# Figure dataset records:
Begin

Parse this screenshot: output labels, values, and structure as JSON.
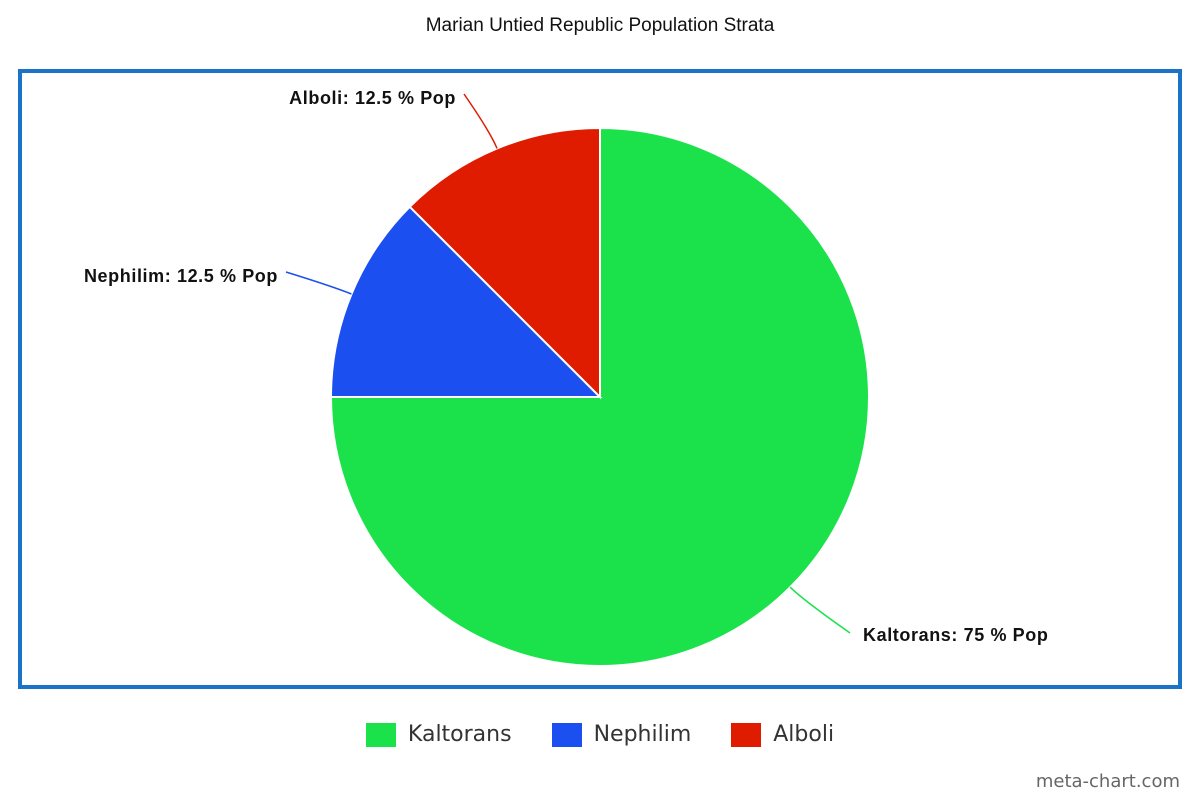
{
  "chart_data": {
    "type": "pie",
    "title": "Marian Untied Republic Population Strata",
    "categories": [
      "Kaltorans",
      "Nephilim",
      "Alboli"
    ],
    "values": [
      75,
      12.5,
      12.5
    ],
    "labels": [
      "Kaltorans: 75 % Pop",
      "Nephilim: 12.5 % Pop",
      "Alboli: 12.5 % Pop"
    ],
    "colors": [
      "#1be24a",
      "#1c4fef",
      "#e01c00"
    ],
    "legend_position": "bottom",
    "start_angle": "12 o'clock, clockwise",
    "frame_color": "#1a73c6"
  },
  "watermark": "meta-chart.com"
}
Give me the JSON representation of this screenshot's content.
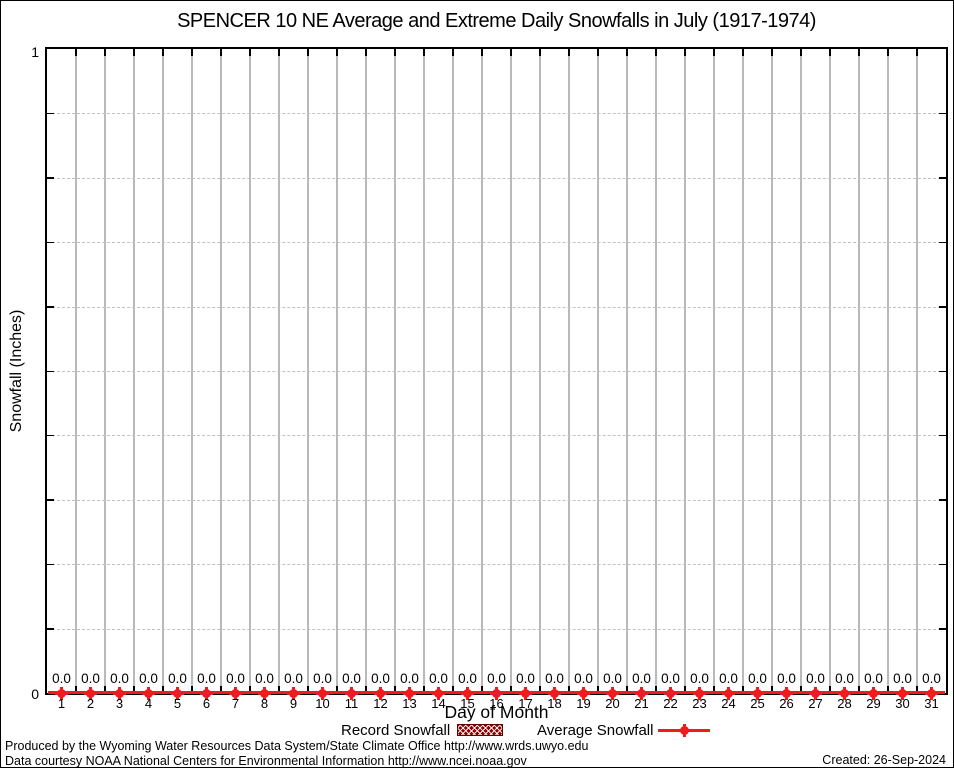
{
  "title": "SPENCER 10 NE Average and Extreme Daily Snowfalls in July (1917-1974)",
  "chart_data": {
    "type": "line",
    "title": "SPENCER 10 NE Average and Extreme Daily Snowfalls in July (1917-1974)",
    "xlabel": "Day of Month",
    "ylabel": "Snowfall (Inches)",
    "xlim": [
      0.5,
      31.5
    ],
    "ylim": [
      0,
      1
    ],
    "ytick_labels": [
      "0",
      "1"
    ],
    "y_minor_step": 0.1,
    "grid": "vertical solid lines at day boundaries; horizontal dashed lines every 0.1",
    "legend_position": "bottom-center",
    "x": [
      1,
      2,
      3,
      4,
      5,
      6,
      7,
      8,
      9,
      10,
      11,
      12,
      13,
      14,
      15,
      16,
      17,
      18,
      19,
      20,
      21,
      22,
      23,
      24,
      25,
      26,
      27,
      28,
      29,
      30,
      31
    ],
    "series": [
      {
        "name": "Record Snowfall",
        "style": "hatched-boxes",
        "values": [
          0,
          0,
          0,
          0,
          0,
          0,
          0,
          0,
          0,
          0,
          0,
          0,
          0,
          0,
          0,
          0,
          0,
          0,
          0,
          0,
          0,
          0,
          0,
          0,
          0,
          0,
          0,
          0,
          0,
          0,
          0
        ]
      },
      {
        "name": "Average Snowfall",
        "style": "line-with-points",
        "values": [
          0,
          0,
          0,
          0,
          0,
          0,
          0,
          0,
          0,
          0,
          0,
          0,
          0,
          0,
          0,
          0,
          0,
          0,
          0,
          0,
          0,
          0,
          0,
          0,
          0,
          0,
          0,
          0,
          0,
          0,
          0
        ]
      }
    ],
    "point_labels": [
      "0.0",
      "0.0",
      "0.0",
      "0.0",
      "0.0",
      "0.0",
      "0.0",
      "0.0",
      "0.0",
      "0.0",
      "0.0",
      "0.0",
      "0.0",
      "0.0",
      "0.0",
      "0.0",
      "0.0",
      "0.0",
      "0.0",
      "0.0",
      "0.0",
      "0.0",
      "0.0",
      "0.0",
      "0.0",
      "0.0",
      "0.0",
      "0.0",
      "0.0",
      "0.0",
      "0.0"
    ]
  },
  "y_axis": {
    "top_label": "1",
    "bottom_label": "0"
  },
  "legend": {
    "record_label": "Record Snowfall",
    "average_label": "Average Snowfall"
  },
  "colors": {
    "average_red": "#ee1c1c",
    "record_maroon": "#8b0000",
    "grid_gray": "#b9b9b9",
    "text": "#000000"
  },
  "footer": {
    "line1": "Produced by the Wyoming Water Resources Data System/State Climate Office http://www.wrds.uwyo.edu",
    "line2": "Data courtesy NOAA National Centers for Environmental Information http://www.ncei.noaa.gov",
    "created": "Created: 26-Sep-2024"
  }
}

End

# Challenge:
Restate the records word for word, omitting images.

# Full response:
Parse this screenshot: output labels, values, and structure as JSON.
{
  "chart_data": {
    "type": "pie",
    "title": "Marian Untied Republic Population Strata",
    "categories": [
      "Kaltorans",
      "Nephilim",
      "Alboli"
    ],
    "values": [
      75,
      12.5,
      12.5
    ],
    "labels": [
      "Kaltorans: 75 % Pop",
      "Nephilim: 12.5 % Pop",
      "Alboli: 12.5 % Pop"
    ],
    "colors": [
      "#1be24a",
      "#1c4fef",
      "#e01c00"
    ],
    "legend_position": "bottom",
    "start_angle": "12 o'clock, clockwise",
    "frame_color": "#1a73c6"
  },
  "watermark": "meta-chart.com"
}
Give me the JSON representation of this screenshot's content.
{
  "title": "SPENCER 10 NE Average and Extreme Daily Snowfalls in July (1917-1974)",
  "chart_data": {
    "type": "line",
    "title": "SPENCER 10 NE Average and Extreme Daily Snowfalls in July (1917-1974)",
    "xlabel": "Day of Month",
    "ylabel": "Snowfall (Inches)",
    "xlim": [
      0.5,
      31.5
    ],
    "ylim": [
      0,
      1
    ],
    "ytick_labels": [
      "0",
      "1"
    ],
    "y_minor_step": 0.1,
    "grid": "vertical solid lines at day boundaries; horizontal dashed lines every 0.1",
    "legend_position": "bottom-center",
    "x": [
      1,
      2,
      3,
      4,
      5,
      6,
      7,
      8,
      9,
      10,
      11,
      12,
      13,
      14,
      15,
      16,
      17,
      18,
      19,
      20,
      21,
      22,
      23,
      24,
      25,
      26,
      27,
      28,
      29,
      30,
      31
    ],
    "series": [
      {
        "name": "Record Snowfall",
        "style": "hatched-boxes",
        "values": [
          0,
          0,
          0,
          0,
          0,
          0,
          0,
          0,
          0,
          0,
          0,
          0,
          0,
          0,
          0,
          0,
          0,
          0,
          0,
          0,
          0,
          0,
          0,
          0,
          0,
          0,
          0,
          0,
          0,
          0,
          0
        ]
      },
      {
        "name": "Average Snowfall",
        "style": "line-with-points",
        "values": [
          0,
          0,
          0,
          0,
          0,
          0,
          0,
          0,
          0,
          0,
          0,
          0,
          0,
          0,
          0,
          0,
          0,
          0,
          0,
          0,
          0,
          0,
          0,
          0,
          0,
          0,
          0,
          0,
          0,
          0,
          0
        ]
      }
    ],
    "point_labels": [
      "0.0",
      "0.0",
      "0.0",
      "0.0",
      "0.0",
      "0.0",
      "0.0",
      "0.0",
      "0.0",
      "0.0",
      "0.0",
      "0.0",
      "0.0",
      "0.0",
      "0.0",
      "0.0",
      "0.0",
      "0.0",
      "0.0",
      "0.0",
      "0.0",
      "0.0",
      "0.0",
      "0.0",
      "0.0",
      "0.0",
      "0.0",
      "0.0",
      "0.0",
      "0.0",
      "0.0"
    ]
  },
  "y_axis": {
    "top_label": "1",
    "bottom_label": "0"
  },
  "legend": {
    "record_label": "Record Snowfall",
    "average_label": "Average Snowfall"
  },
  "colors": {
    "average_red": "#ee1c1c",
    "record_maroon": "#8b0000",
    "grid_gray": "#b9b9b9",
    "text": "#000000"
  },
  "footer": {
    "line1": "Produced by the Wyoming Water Resources Data System/State Climate Office http://www.wrds.uwyo.edu",
    "line2": "Data courtesy NOAA National Centers for Environmental Information http://www.ncei.noaa.gov",
    "created": "Created: 26-Sep-2024"
  }
}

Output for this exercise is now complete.